# TASK DIRECTIONS
Reply with one number: the count of lines in the listing that contain the string "load".

# DATASET EXTRACT
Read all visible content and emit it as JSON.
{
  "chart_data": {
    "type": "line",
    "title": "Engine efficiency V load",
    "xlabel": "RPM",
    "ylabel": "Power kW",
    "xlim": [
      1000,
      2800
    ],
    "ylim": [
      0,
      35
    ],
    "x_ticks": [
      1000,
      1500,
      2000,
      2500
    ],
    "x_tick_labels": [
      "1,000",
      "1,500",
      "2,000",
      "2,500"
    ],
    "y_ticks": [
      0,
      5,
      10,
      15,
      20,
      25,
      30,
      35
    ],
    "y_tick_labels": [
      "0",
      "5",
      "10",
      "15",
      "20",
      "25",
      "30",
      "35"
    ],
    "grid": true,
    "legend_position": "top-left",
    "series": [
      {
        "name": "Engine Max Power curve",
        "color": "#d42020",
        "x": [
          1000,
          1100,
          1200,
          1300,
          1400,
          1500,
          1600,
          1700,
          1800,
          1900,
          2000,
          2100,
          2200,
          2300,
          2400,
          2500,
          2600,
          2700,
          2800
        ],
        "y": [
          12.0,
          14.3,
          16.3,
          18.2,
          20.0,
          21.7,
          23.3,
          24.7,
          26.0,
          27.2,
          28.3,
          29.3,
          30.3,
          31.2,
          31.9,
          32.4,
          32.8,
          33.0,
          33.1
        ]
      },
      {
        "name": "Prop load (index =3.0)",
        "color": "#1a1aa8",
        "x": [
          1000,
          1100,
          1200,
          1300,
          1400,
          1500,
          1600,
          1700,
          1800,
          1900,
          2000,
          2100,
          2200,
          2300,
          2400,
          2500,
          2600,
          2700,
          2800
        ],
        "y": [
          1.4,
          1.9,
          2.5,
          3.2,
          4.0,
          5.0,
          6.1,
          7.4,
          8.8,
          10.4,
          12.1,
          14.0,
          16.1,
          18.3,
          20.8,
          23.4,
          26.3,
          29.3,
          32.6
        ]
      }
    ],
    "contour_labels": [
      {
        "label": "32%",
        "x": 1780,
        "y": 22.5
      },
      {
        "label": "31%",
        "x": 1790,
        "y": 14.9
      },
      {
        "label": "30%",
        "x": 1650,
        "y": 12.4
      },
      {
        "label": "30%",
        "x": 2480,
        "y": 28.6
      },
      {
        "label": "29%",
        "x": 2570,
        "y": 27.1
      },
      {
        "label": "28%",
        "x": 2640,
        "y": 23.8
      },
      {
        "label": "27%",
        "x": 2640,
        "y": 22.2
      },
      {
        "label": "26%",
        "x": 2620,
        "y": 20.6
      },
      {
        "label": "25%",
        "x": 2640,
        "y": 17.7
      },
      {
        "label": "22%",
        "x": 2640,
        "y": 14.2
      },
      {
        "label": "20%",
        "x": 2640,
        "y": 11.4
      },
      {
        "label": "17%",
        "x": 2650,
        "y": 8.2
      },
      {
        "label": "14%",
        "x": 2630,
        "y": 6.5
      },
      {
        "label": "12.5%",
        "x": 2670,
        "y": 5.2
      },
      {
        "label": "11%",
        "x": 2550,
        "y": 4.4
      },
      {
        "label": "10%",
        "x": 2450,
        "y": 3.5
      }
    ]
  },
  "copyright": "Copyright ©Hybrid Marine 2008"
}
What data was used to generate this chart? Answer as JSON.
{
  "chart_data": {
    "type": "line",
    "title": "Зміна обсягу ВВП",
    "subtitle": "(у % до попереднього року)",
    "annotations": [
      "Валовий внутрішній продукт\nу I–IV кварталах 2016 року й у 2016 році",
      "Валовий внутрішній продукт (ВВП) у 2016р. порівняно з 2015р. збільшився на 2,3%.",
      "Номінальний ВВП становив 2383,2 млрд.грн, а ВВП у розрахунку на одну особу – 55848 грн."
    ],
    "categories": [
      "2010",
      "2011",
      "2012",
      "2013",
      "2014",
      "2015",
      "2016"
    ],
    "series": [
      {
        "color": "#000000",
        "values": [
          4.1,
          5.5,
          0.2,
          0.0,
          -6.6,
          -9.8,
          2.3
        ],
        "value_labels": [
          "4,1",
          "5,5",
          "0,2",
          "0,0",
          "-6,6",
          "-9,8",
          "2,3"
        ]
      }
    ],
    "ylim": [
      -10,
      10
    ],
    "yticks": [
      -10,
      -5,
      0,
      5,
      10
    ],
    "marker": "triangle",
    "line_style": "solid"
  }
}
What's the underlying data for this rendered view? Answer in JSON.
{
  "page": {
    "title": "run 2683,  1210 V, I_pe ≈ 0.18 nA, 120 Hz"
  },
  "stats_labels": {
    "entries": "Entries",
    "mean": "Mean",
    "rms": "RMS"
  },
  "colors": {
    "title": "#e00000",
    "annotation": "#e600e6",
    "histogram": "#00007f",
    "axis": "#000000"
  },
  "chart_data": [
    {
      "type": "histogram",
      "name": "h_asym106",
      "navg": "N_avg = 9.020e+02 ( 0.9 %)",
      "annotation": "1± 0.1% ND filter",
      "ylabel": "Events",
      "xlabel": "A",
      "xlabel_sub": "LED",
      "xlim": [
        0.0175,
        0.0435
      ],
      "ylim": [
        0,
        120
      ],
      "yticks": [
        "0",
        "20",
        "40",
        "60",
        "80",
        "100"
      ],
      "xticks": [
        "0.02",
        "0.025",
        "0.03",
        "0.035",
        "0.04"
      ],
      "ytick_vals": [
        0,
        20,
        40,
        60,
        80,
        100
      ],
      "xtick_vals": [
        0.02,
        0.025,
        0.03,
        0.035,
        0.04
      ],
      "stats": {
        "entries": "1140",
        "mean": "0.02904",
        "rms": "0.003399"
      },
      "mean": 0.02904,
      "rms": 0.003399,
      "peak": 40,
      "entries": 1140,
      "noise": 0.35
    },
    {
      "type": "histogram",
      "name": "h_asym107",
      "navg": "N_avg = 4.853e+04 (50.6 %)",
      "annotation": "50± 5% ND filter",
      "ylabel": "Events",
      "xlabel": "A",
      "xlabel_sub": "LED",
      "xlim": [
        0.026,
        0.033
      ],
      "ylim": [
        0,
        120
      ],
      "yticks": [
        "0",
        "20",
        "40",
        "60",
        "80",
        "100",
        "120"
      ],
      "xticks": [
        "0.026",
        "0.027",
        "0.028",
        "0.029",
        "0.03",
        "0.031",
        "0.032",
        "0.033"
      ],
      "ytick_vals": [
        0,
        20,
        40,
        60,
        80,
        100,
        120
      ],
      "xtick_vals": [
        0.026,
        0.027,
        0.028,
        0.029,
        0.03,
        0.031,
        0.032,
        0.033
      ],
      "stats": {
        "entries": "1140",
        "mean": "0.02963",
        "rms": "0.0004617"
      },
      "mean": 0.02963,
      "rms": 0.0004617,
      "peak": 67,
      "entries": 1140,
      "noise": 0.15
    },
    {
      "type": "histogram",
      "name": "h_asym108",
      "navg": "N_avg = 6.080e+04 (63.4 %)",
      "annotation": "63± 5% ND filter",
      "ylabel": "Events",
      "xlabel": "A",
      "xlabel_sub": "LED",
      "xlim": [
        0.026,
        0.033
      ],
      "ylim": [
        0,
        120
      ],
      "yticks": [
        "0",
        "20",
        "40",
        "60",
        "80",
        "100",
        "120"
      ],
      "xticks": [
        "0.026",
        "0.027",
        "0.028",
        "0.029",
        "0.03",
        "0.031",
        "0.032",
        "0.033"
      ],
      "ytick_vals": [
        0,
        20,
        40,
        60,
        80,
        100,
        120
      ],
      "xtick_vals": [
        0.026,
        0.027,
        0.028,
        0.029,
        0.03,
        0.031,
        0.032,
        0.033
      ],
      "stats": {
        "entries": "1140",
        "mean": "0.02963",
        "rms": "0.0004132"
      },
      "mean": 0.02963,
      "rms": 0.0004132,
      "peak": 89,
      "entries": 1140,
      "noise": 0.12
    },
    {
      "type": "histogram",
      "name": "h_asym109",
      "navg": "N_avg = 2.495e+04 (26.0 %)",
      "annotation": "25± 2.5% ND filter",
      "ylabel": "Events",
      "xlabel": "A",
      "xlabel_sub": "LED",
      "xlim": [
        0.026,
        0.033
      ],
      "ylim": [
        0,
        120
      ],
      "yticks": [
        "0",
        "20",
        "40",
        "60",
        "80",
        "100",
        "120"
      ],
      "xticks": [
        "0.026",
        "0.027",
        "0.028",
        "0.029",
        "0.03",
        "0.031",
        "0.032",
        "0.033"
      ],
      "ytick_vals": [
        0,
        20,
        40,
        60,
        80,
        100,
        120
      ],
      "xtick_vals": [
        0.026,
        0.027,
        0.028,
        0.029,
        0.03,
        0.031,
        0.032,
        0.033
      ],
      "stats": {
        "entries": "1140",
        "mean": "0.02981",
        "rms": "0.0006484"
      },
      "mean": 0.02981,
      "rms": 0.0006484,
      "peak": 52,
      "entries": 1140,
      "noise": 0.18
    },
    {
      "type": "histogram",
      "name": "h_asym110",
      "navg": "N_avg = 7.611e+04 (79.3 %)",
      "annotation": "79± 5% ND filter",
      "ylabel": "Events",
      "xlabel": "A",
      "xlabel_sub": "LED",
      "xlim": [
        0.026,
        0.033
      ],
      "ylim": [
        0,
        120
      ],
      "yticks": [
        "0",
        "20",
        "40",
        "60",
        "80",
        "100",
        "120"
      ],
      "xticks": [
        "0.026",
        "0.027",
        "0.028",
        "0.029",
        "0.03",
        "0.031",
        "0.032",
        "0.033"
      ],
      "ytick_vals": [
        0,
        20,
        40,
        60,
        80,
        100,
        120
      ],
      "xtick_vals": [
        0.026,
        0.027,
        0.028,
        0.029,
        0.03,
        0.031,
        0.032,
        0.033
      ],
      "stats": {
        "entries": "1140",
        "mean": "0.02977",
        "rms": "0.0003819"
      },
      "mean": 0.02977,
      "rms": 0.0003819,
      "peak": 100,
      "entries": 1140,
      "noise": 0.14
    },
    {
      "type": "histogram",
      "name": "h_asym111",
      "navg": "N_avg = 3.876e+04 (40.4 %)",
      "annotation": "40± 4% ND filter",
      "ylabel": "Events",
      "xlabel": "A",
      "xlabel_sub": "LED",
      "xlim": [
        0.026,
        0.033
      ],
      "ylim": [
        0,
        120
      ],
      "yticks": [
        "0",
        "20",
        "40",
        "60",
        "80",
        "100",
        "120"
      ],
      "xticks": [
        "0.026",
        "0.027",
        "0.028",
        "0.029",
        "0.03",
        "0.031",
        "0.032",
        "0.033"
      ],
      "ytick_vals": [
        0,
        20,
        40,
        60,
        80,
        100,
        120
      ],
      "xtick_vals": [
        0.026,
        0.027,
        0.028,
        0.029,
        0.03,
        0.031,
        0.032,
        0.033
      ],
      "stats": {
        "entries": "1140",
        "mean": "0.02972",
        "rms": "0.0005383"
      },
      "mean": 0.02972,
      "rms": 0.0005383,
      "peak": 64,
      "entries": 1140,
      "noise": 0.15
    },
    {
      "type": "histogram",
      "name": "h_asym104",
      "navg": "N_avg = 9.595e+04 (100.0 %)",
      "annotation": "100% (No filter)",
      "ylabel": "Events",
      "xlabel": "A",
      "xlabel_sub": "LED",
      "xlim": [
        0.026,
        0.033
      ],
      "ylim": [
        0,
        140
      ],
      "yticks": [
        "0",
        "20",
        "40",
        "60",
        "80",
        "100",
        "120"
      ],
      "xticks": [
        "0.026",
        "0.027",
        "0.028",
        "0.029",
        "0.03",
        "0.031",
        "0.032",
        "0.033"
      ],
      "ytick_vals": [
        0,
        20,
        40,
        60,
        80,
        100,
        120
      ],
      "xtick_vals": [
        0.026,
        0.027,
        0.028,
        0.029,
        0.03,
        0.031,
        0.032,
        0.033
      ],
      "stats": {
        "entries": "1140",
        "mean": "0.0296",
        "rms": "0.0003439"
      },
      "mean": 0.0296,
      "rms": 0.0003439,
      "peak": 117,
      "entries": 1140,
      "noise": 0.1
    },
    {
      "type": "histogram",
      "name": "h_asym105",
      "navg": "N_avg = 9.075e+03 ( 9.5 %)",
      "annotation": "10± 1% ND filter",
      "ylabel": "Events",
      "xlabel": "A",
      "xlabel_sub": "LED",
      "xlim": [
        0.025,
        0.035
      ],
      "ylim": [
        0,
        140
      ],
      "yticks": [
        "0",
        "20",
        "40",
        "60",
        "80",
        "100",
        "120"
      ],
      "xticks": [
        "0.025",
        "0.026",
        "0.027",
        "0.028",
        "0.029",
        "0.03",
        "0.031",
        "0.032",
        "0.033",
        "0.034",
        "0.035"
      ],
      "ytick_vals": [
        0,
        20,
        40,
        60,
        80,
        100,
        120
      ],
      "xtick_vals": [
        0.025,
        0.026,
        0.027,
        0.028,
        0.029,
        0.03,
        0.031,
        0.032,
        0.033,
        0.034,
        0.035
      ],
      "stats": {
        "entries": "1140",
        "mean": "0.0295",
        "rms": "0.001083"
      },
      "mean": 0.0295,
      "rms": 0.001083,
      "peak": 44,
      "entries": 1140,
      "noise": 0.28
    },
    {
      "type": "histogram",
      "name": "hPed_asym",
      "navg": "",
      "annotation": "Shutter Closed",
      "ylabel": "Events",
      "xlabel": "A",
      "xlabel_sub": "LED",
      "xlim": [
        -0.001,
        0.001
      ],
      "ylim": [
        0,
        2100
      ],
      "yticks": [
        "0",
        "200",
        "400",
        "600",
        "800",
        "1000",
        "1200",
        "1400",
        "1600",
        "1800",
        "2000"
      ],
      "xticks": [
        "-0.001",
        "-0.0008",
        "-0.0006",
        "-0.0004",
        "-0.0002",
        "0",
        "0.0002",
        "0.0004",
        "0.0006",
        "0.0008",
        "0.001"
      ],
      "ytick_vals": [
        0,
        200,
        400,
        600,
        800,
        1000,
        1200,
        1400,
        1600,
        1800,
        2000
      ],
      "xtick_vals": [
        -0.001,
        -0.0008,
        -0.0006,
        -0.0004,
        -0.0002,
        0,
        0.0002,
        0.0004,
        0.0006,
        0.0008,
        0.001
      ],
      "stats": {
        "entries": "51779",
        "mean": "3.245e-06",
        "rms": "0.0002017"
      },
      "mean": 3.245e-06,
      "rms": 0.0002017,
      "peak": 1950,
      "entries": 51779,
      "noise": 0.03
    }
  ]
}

# SOLUTION TO THIS EXERCISE
2